[Required work]: Scan the listing below and copy every line holding "diesen".

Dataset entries

******

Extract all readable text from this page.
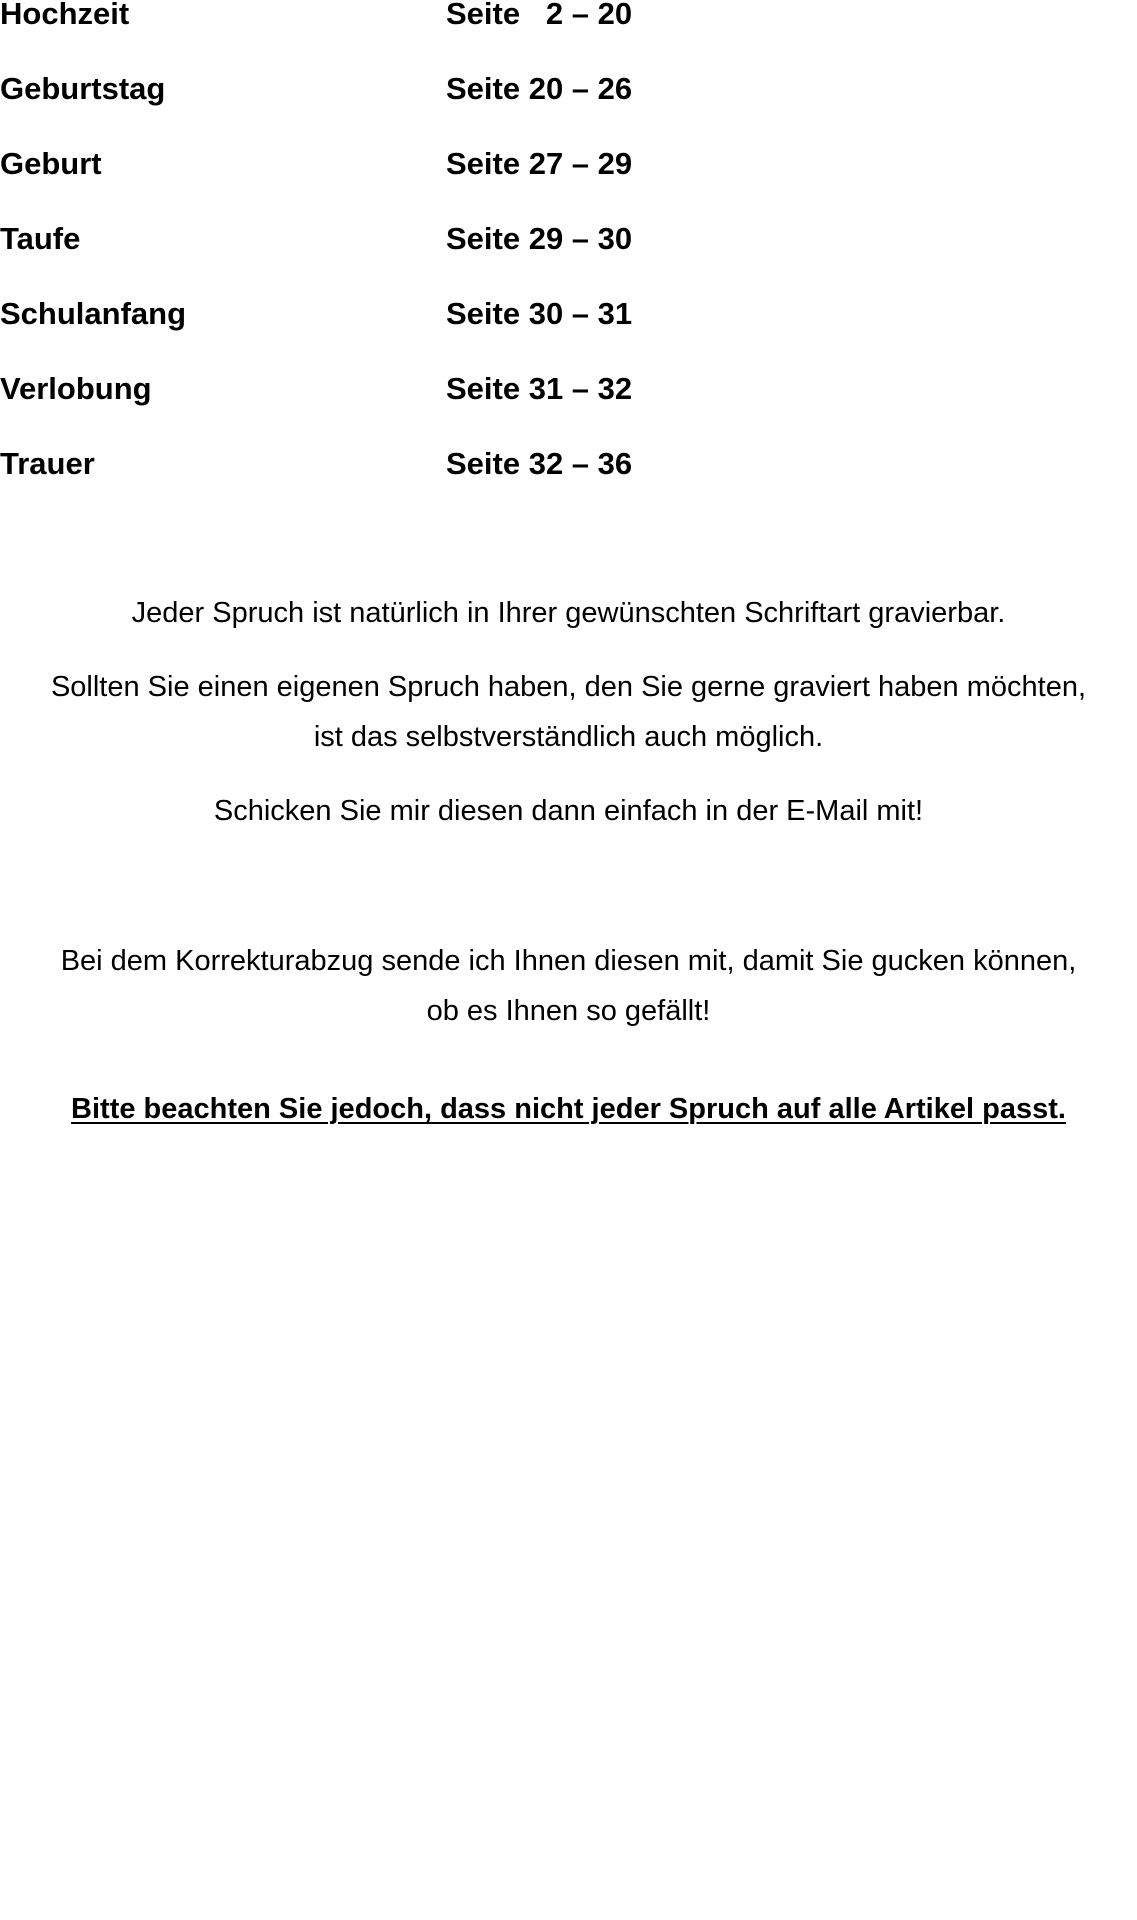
Hochzeit	Seite   2 – 20
Geburtstag	Seite 20 – 26
Geburt	Seite 27 – 29
Taufe	Seite 29 – 30
Schulanfang	Seite 30 – 31
Verlobung	Seite 31 – 32
Trauer	Seite 32 – 36

Jeder Spruch ist natürlich in Ihrer gewünschten Schriftart gravierbar.

Sollten Sie einen eigenen Spruch haben, den Sie gerne graviert haben möchten,

ist das selbstverständlich auch möglich.

Schicken Sie mir diesen dann einfach in der E-Mail mit!

Bei dem Korrekturabzug sende ich Ihnen diesen mit, damit Sie gucken können,

ob es Ihnen so gefällt!

Bitte beachten Sie jedoch, dass nicht jeder Spruch auf alle Artikel passt.
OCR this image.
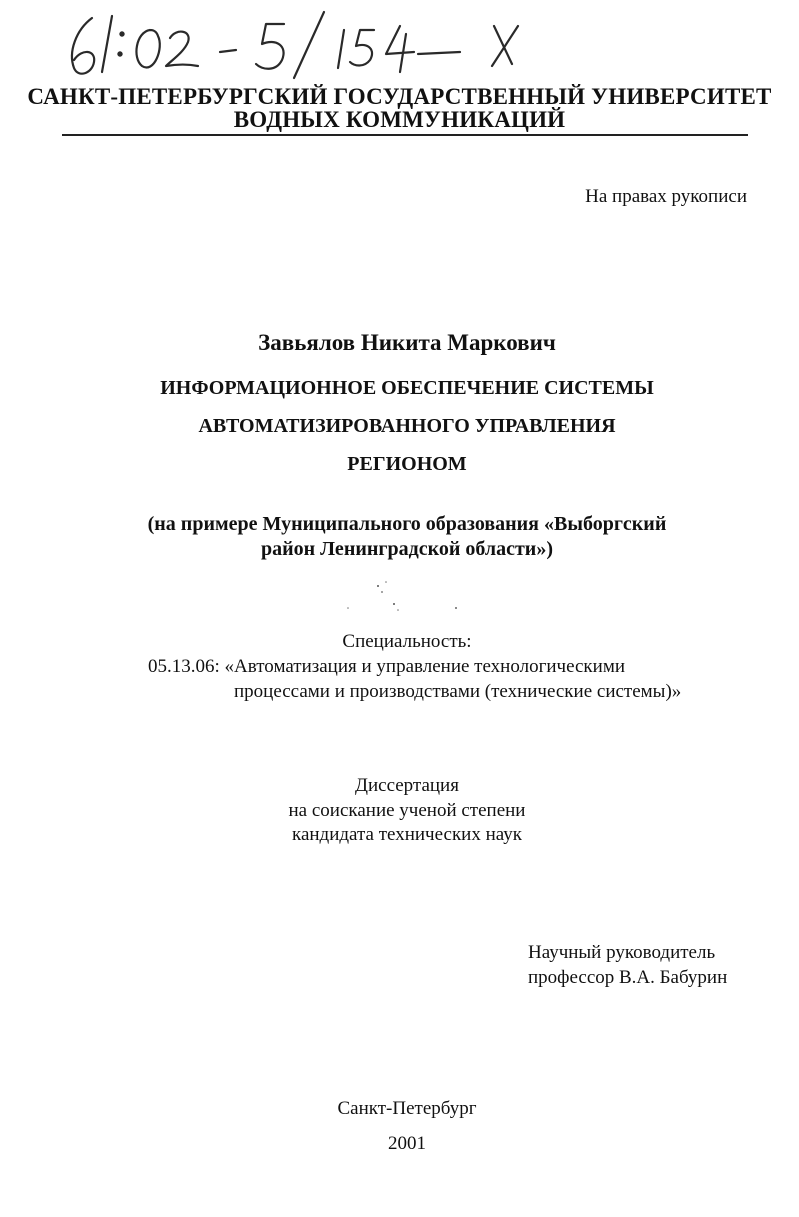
САНКТ-ПЕТЕРБУРГСКИЙ ГОСУДАРСТВЕННЫЙ УНИВЕРСИТЕТ
ВОДНЫХ КОММУНИКАЦИЙ
На правах рукописи
Завьялов Никита Маркович
ИНФОРМАЦИОННОЕ ОБЕСПЕЧЕНИЕ СИСТЕМЫ
АВТОМАТИЗИРОВАННОГО УПРАВЛЕНИЯ
РЕГИОНОМ
(на примере Муниципального образования «Выборгский
район Ленинградской области»)
Специальность:
05.13.06: «Автоматизация и управление технологическими
процессами и производствами (технические системы)»
Диссертация
на соискание ученой степени
кандидата технических наук
Научный руководитель
профессор В.А. Бабурин
Санкт-Петербург
2001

******

[Solution below]:
Schicken Sie mir diesen dann einfach in der E-Mail mit!
Bei dem Korrekturabzug sende ich Ihnen diesen mit, damit Sie gucken können,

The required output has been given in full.